→ **Goal**
Which lines in the material below contain the word "XXX有限公司"? Copy each of them.

start Extracted data

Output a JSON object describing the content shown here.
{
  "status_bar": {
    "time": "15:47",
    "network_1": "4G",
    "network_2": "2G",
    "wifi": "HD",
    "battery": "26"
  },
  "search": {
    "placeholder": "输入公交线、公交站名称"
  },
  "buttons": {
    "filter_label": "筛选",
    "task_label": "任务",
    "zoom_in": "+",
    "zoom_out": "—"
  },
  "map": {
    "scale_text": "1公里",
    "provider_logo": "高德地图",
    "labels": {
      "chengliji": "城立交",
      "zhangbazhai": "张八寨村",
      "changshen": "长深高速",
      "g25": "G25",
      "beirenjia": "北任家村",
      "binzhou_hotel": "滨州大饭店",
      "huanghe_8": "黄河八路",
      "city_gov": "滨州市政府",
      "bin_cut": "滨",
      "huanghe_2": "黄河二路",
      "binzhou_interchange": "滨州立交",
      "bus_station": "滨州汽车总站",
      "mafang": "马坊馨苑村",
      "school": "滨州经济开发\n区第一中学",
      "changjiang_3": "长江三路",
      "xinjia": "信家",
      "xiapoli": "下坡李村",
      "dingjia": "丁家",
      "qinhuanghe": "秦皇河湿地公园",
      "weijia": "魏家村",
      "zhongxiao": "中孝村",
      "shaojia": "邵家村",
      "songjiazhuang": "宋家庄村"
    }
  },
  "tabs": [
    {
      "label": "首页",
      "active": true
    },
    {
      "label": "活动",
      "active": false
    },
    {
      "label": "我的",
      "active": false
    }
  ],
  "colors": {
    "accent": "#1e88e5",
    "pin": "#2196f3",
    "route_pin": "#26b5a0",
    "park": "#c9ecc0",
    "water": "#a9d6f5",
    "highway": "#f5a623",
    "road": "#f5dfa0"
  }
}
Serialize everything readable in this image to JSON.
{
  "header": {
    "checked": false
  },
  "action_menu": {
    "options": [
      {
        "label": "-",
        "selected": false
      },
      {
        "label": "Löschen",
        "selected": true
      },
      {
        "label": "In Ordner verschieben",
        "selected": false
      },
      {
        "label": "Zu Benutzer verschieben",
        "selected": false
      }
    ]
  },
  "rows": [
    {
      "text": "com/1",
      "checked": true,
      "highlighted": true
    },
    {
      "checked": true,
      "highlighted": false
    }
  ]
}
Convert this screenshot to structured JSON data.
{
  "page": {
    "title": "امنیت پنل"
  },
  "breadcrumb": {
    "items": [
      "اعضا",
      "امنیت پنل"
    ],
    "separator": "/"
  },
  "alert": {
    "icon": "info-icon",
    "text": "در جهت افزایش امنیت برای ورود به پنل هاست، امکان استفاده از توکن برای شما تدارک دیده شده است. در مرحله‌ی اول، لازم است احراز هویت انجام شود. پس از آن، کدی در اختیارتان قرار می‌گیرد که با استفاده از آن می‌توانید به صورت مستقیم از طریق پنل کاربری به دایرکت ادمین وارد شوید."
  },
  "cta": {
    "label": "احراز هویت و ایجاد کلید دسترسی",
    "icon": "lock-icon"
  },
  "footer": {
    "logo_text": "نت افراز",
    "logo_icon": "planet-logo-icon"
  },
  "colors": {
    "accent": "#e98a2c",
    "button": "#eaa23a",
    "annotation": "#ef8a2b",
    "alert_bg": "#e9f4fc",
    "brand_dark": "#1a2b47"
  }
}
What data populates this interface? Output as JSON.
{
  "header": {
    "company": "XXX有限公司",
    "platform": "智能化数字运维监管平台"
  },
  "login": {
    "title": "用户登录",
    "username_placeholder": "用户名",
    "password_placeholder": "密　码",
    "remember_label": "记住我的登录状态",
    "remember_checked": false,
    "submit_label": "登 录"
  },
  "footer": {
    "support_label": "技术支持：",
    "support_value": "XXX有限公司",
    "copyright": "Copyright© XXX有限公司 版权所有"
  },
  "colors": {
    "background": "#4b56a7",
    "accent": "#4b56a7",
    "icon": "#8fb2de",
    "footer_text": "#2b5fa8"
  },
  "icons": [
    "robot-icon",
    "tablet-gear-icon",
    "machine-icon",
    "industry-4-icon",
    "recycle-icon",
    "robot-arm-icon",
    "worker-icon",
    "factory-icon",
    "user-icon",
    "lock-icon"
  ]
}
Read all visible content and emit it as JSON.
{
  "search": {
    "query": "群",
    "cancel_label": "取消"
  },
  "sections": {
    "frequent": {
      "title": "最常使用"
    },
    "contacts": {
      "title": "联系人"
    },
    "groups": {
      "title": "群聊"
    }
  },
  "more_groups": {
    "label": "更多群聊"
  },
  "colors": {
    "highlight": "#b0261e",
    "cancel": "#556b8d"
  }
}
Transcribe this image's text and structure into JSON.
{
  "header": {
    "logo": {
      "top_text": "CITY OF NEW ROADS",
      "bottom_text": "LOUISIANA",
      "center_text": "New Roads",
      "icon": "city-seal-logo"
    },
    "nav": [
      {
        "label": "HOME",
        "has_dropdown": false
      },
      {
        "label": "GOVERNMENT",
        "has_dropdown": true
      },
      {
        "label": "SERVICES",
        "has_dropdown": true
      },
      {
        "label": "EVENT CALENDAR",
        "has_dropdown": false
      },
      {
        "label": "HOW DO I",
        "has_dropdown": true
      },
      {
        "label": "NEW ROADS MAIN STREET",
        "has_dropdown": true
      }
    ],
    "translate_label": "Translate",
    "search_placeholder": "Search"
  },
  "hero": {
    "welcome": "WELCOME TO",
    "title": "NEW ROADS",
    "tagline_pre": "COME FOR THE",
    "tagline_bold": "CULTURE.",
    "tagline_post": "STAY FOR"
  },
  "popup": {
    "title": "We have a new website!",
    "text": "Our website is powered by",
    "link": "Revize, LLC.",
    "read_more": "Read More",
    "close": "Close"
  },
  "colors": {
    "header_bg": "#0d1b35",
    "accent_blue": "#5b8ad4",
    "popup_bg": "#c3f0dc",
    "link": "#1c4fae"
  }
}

end Extracted data

→ **The answer**
    "company": "XXX有限公司",
    "support_value": "XXX有限公司",
    "copyright": "Copyright© XXX有限公司 版权所有"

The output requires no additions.